**PROBLEM DETAILS:** Keep only the lines where "Évolution" appears.

**STORED ROWS:**
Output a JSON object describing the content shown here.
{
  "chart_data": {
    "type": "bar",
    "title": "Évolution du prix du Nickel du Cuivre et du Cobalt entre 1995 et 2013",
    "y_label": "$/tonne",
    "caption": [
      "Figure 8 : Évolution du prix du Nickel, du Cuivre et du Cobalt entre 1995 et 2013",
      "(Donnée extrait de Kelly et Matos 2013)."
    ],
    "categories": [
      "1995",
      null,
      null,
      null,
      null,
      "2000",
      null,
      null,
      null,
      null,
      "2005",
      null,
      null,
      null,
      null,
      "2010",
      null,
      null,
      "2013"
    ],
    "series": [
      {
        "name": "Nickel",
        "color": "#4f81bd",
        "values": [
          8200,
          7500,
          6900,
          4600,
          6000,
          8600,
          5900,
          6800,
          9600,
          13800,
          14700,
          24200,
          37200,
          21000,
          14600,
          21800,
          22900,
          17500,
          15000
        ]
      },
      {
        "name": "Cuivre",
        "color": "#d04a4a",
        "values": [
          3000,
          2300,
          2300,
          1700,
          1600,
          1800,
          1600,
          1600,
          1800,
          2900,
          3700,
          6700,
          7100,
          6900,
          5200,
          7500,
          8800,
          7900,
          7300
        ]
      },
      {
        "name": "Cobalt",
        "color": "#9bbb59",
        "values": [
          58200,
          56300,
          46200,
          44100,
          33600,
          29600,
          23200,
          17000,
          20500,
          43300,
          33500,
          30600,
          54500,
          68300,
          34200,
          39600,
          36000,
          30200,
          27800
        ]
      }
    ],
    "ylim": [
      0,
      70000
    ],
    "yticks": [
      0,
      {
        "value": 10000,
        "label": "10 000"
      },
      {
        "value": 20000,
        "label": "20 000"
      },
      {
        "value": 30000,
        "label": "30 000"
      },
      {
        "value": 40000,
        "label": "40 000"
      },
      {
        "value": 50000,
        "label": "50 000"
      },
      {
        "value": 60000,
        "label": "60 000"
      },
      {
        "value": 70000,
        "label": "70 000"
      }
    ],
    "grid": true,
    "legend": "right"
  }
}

**CORRECT ANSWER:**
    "title": "Évolution du prix du Nickel du Cuivre et du Cobalt entre 1995 et 2013",
      "Figure 8 : Évolution du prix du Nickel, du Cuivre et du Cobalt entre 1995 et 2013",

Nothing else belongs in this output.